Work to do »
Everything from the line with "Convert this screenshot" to the end of the data should be restated word for word, and nothing before it.

Data for this exercise »
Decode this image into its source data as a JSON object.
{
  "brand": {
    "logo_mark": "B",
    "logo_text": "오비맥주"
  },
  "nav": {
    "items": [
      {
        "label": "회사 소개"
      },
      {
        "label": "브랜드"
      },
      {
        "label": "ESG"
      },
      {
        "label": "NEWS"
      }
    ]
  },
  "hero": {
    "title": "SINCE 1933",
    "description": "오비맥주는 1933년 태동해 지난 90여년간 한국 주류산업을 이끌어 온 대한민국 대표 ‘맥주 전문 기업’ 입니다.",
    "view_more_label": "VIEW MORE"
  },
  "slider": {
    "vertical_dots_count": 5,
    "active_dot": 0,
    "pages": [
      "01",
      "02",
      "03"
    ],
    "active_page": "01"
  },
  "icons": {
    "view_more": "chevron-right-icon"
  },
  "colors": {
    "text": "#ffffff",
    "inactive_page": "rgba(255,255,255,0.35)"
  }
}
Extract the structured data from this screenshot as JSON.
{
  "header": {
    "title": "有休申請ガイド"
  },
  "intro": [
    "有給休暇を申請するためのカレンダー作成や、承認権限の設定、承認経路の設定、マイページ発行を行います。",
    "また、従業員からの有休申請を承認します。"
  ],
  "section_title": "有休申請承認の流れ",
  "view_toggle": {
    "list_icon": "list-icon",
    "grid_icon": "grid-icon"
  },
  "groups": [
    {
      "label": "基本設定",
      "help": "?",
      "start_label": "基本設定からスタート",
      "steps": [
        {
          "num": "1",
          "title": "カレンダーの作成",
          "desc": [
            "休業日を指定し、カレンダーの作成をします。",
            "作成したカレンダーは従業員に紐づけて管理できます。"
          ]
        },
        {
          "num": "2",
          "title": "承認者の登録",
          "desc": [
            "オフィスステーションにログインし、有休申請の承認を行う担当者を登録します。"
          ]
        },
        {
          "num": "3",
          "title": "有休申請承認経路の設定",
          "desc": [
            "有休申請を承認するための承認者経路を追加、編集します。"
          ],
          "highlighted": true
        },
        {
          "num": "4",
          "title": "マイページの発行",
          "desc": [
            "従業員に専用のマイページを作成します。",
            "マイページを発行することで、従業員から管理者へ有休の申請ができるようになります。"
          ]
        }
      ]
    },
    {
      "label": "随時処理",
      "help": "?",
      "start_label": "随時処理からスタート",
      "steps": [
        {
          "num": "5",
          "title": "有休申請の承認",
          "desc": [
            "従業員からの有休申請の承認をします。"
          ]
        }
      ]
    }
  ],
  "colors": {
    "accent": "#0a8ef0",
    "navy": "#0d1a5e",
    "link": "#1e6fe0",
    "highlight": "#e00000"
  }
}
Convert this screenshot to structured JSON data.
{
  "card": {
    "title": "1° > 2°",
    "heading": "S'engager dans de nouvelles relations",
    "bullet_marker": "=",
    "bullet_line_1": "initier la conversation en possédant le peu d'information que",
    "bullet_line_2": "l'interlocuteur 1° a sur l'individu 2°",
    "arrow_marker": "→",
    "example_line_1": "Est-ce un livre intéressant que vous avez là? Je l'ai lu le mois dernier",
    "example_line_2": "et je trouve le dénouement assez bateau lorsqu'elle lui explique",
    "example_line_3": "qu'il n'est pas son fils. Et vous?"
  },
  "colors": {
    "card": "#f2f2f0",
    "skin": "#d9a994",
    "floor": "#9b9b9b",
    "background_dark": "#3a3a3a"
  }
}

Written response »
Convert this screenshot to structured JSON data.
{
  "card": {
    "title": "1° > 2°",
    "heading": "S'engager dans de nouvelles relations",
    "bullet_marker": "=",
    "bullet_line_1": "initier la conversation en possédant le peu d'information que",
    "bullet_line_2": "l'interlocuteur 1° a sur l'individu 2°",
    "arrow_marker": "→",
    "example_line_1": "Est-ce un livre intéressant que vous avez là? Je l'ai lu le mois dernier",
    "example_line_2": "et je trouve le dénouement assez bateau lorsqu'elle lui explique",
    "example_line_3": "qu'il n'est pas son fils. Et vous?"
  },
  "colors": {
    "card": "#f2f2f0",
    "skin": "#d9a994",
    "floor": "#9b9b9b",
    "background_dark": "#3a3a3a"
  }
}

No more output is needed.